Stated goal
Return the records word for word. Any pictures in them are not part of the copy.

>> begin Source material

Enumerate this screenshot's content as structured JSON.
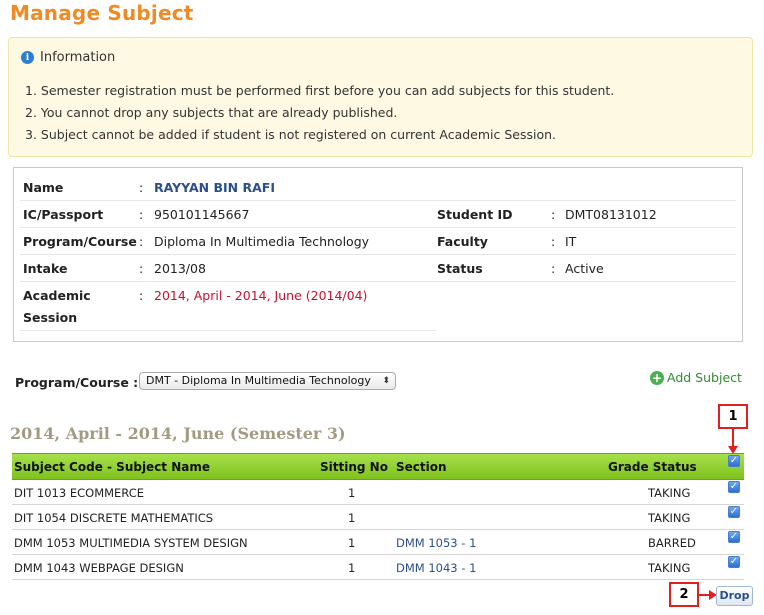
{
  "page": {
    "title": "Manage Subject"
  },
  "info": {
    "heading": "Information",
    "items": [
      "1.  Semester registration must be performed first before you can add subjects for this student.",
      "2.  You cannot drop any subjects that are already published.",
      "3.  Subject cannot be added if student is not registered on current Academic Session."
    ]
  },
  "student": {
    "name_label": "Name",
    "name": "RAYYAN BIN RAFI",
    "ic_label": "IC/Passport",
    "ic": "950101145667",
    "program_label": "Program/Course",
    "program": "Diploma In Multimedia Technology",
    "intake_label": "Intake",
    "intake": "2013/08",
    "session_label_1": "Academic",
    "session_label_2": "Session",
    "session": "2014, April - 2014, June (2014/04)",
    "student_id_label": "Student ID",
    "student_id": "DMT08131012",
    "faculty_label": "Faculty",
    "faculty": "IT",
    "status_label": "Status",
    "status": "Active",
    "colon": ":"
  },
  "program_select": {
    "label": "Program/Course :",
    "selected": "DMT - Diploma In Multimedia Technology",
    "arrow": "⬍"
  },
  "add_subject": {
    "label": "Add Subject",
    "icon": "+"
  },
  "semester_title": "2014, April - 2014, June (Semester 3)",
  "annotations": {
    "marker1": "1",
    "marker2": "2"
  },
  "table": {
    "headers": {
      "subject": "Subject Code - Subject Name",
      "sitting": "Sitting No",
      "section": "Section",
      "grade": "Grade Status"
    },
    "rows": [
      {
        "subject": "DIT 1013 ECOMMERCE",
        "sitting": "1",
        "section": "",
        "grade": "TAKING"
      },
      {
        "subject": "DIT 1054 DISCRETE MATHEMATICS",
        "sitting": "1",
        "section": "",
        "grade": "TAKING"
      },
      {
        "subject": "DMM 1053 MULTIMEDIA SYSTEM DESIGN",
        "sitting": "1",
        "section": "DMM 1053 - 1",
        "grade": "BARRED"
      },
      {
        "subject": "DMM 1043 WEBPAGE DESIGN",
        "sitting": "1",
        "section": "DMM 1043 - 1",
        "grade": "TAKING"
      }
    ],
    "check": "✓"
  },
  "drop_button": {
    "label": "Drop"
  },
  "colors": {
    "title": "#f08a24",
    "header_green": "#8ccc2a",
    "link_blue": "#2b4f8c",
    "marker_red": "#e02020"
  }
}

>> end Source material

Result of the exercise
Enumerate this screenshot's content as structured JSON.
{
  "page": {
    "title": "Manage Subject"
  },
  "info": {
    "heading": "Information",
    "items": [
      "1.  Semester registration must be performed first before you can add subjects for this student.",
      "2.  You cannot drop any subjects that are already published.",
      "3.  Subject cannot be added if student is not registered on current Academic Session."
    ]
  },
  "student": {
    "name_label": "Name",
    "name": "RAYYAN BIN RAFI",
    "ic_label": "IC/Passport",
    "ic": "950101145667",
    "program_label": "Program/Course",
    "program": "Diploma In Multimedia Technology",
    "intake_label": "Intake",
    "intake": "2013/08",
    "session_label_1": "Academic",
    "session_label_2": "Session",
    "session": "2014, April - 2014, June (2014/04)",
    "student_id_label": "Student ID",
    "student_id": "DMT08131012",
    "faculty_label": "Faculty",
    "faculty": "IT",
    "status_label": "Status",
    "status": "Active",
    "colon": ":"
  },
  "program_select": {
    "label": "Program/Course :",
    "selected": "DMT - Diploma In Multimedia Technology",
    "arrow": "⬍"
  },
  "add_subject": {
    "label": "Add Subject",
    "icon": "+"
  },
  "semester_title": "2014, April - 2014, June (Semester 3)",
  "annotations": {
    "marker1": "1",
    "marker2": "2"
  },
  "table": {
    "headers": {
      "subject": "Subject Code - Subject Name",
      "sitting": "Sitting No",
      "section": "Section",
      "grade": "Grade Status"
    },
    "rows": [
      {
        "subject": "DIT 1013 ECOMMERCE",
        "sitting": "1",
        "section": "",
        "grade": "TAKING"
      },
      {
        "subject": "DIT 1054 DISCRETE MATHEMATICS",
        "sitting": "1",
        "section": "",
        "grade": "TAKING"
      },
      {
        "subject": "DMM 1053 MULTIMEDIA SYSTEM DESIGN",
        "sitting": "1",
        "section": "DMM 1053 - 1",
        "grade": "BARRED"
      },
      {
        "subject": "DMM 1043 WEBPAGE DESIGN",
        "sitting": "1",
        "section": "DMM 1043 - 1",
        "grade": "TAKING"
      }
    ],
    "check": "✓"
  },
  "drop_button": {
    "label": "Drop"
  },
  "colors": {
    "title": "#f08a24",
    "header_green": "#8ccc2a",
    "link_blue": "#2b4f8c",
    "marker_red": "#e02020"
  }
}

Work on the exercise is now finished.